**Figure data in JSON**
## begin
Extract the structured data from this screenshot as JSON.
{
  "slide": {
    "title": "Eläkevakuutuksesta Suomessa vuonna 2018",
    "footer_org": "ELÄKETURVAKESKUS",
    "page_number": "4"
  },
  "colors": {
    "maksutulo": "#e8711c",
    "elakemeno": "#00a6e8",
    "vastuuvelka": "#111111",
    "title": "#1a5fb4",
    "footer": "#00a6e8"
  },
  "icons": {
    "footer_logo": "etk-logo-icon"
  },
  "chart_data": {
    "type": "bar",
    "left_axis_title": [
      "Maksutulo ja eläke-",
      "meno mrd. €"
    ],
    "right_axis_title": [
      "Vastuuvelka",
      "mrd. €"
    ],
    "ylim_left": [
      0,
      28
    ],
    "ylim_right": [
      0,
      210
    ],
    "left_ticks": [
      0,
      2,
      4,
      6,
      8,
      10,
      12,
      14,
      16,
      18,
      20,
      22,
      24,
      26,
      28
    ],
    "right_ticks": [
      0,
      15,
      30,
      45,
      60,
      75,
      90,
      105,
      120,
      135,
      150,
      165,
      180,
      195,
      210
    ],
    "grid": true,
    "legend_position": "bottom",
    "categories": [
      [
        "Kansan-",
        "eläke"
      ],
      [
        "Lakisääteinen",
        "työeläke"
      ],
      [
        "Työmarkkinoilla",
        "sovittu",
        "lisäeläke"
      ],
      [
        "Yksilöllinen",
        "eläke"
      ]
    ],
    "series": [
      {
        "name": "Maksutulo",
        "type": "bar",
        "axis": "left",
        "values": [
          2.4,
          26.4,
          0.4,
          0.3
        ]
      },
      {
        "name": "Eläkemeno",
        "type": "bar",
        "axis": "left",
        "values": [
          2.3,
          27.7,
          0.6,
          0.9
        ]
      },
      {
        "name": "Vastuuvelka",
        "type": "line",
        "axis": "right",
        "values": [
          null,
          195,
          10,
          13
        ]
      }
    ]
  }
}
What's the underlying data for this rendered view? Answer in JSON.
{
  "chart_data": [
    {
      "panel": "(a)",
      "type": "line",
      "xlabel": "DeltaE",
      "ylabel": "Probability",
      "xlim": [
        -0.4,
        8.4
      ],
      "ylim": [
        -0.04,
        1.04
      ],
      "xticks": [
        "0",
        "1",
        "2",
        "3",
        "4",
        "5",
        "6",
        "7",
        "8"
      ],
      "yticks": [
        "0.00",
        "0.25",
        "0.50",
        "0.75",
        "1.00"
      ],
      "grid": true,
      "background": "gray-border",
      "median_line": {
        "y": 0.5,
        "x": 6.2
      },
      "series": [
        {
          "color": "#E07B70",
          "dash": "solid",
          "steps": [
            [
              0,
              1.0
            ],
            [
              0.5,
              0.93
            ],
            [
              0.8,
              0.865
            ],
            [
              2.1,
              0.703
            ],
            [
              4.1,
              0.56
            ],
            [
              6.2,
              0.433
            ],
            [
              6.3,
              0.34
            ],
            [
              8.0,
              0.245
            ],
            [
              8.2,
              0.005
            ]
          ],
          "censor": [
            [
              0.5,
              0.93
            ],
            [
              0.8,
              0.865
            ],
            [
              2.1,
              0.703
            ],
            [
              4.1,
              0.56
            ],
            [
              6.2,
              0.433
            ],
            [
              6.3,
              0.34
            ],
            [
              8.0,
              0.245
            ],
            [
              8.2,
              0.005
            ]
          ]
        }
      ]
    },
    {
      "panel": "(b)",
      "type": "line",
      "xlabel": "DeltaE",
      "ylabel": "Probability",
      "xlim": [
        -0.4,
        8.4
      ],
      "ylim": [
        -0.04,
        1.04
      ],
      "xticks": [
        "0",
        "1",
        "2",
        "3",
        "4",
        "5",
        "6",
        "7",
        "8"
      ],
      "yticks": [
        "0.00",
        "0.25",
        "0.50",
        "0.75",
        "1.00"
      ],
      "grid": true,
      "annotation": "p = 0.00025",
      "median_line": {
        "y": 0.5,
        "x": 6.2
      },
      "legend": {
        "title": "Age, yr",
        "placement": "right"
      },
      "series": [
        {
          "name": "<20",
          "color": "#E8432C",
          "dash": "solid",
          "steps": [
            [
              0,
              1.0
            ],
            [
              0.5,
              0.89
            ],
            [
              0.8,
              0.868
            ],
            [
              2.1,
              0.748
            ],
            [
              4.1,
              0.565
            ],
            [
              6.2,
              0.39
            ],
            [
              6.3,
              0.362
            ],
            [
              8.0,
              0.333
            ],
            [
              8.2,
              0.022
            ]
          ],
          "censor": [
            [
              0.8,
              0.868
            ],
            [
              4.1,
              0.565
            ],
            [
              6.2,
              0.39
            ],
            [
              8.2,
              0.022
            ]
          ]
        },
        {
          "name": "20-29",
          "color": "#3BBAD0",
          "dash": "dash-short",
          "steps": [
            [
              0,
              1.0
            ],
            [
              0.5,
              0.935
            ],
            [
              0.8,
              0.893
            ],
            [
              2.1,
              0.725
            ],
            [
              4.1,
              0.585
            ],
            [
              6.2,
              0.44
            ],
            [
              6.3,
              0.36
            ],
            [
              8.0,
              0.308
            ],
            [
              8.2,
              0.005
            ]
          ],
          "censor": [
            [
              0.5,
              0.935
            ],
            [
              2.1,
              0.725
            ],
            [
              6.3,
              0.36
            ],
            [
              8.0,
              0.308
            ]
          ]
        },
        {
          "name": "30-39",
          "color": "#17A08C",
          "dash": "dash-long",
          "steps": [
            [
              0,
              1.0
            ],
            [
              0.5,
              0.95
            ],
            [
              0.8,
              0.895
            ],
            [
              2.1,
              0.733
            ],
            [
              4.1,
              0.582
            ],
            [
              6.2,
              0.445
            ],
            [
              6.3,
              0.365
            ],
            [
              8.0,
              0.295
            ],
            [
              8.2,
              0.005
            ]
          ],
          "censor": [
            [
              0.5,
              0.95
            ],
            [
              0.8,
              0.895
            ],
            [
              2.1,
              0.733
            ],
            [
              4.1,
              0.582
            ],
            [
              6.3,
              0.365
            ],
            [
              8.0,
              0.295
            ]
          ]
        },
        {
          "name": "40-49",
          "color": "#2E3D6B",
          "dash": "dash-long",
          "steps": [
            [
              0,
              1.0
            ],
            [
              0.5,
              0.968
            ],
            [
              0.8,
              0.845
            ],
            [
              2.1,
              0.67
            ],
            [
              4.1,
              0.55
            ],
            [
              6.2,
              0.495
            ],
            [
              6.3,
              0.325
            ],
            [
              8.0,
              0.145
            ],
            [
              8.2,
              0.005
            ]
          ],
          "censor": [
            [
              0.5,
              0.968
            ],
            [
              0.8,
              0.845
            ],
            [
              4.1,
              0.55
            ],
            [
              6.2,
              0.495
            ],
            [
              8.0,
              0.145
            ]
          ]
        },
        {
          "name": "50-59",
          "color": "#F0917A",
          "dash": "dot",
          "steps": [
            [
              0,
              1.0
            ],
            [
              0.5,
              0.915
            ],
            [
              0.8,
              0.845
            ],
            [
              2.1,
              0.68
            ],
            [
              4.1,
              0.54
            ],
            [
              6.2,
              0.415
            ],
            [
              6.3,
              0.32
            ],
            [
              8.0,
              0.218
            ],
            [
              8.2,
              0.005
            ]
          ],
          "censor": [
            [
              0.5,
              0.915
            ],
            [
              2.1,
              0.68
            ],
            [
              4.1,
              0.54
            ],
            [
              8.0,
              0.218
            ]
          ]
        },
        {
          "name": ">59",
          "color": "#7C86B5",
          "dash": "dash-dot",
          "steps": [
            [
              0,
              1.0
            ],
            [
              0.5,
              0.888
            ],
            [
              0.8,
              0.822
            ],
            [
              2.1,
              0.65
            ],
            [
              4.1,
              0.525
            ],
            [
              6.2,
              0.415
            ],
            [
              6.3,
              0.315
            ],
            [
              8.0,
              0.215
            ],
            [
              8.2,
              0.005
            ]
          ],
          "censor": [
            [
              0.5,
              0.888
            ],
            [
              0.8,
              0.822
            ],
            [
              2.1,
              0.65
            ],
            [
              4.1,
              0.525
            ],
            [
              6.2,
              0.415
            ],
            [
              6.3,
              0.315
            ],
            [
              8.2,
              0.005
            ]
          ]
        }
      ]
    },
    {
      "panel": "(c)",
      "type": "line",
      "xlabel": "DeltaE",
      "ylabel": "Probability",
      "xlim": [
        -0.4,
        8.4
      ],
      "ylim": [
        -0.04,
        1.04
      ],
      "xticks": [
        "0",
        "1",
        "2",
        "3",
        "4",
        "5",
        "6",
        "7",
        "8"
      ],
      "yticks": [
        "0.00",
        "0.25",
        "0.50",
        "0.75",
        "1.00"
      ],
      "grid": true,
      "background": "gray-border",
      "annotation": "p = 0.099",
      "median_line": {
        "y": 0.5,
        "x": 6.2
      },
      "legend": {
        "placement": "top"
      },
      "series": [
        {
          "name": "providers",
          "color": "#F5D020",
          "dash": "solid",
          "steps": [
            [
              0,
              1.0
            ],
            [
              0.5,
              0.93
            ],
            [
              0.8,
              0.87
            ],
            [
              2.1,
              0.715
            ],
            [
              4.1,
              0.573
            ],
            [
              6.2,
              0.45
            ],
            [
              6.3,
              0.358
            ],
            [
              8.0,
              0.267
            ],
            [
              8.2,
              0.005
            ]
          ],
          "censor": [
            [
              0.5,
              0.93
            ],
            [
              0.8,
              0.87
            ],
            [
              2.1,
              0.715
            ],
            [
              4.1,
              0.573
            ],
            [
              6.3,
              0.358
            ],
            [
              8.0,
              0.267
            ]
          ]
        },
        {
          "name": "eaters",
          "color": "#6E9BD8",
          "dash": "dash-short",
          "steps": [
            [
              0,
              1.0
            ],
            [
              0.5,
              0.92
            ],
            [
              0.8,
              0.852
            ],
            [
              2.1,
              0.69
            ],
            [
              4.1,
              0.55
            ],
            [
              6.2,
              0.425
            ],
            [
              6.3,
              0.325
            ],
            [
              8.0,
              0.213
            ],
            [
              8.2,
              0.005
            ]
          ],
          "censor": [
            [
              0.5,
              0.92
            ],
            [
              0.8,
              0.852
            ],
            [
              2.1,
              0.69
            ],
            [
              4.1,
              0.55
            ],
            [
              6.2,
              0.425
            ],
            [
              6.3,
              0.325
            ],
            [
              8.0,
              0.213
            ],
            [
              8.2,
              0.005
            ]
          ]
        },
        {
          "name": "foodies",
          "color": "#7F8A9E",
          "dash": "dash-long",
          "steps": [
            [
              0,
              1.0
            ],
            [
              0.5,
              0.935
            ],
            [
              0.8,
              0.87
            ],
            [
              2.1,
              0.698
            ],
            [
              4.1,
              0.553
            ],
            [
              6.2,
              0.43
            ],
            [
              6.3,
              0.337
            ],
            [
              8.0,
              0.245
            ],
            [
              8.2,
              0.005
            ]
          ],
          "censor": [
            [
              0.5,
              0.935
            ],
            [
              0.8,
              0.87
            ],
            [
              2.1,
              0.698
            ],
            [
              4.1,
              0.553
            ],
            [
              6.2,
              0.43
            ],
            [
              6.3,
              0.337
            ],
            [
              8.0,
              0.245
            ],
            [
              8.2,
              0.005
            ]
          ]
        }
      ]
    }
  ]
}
## end
Work out how many lines of the listing above include the word "this". Reply with nothing but the count.

**Output of the task**
2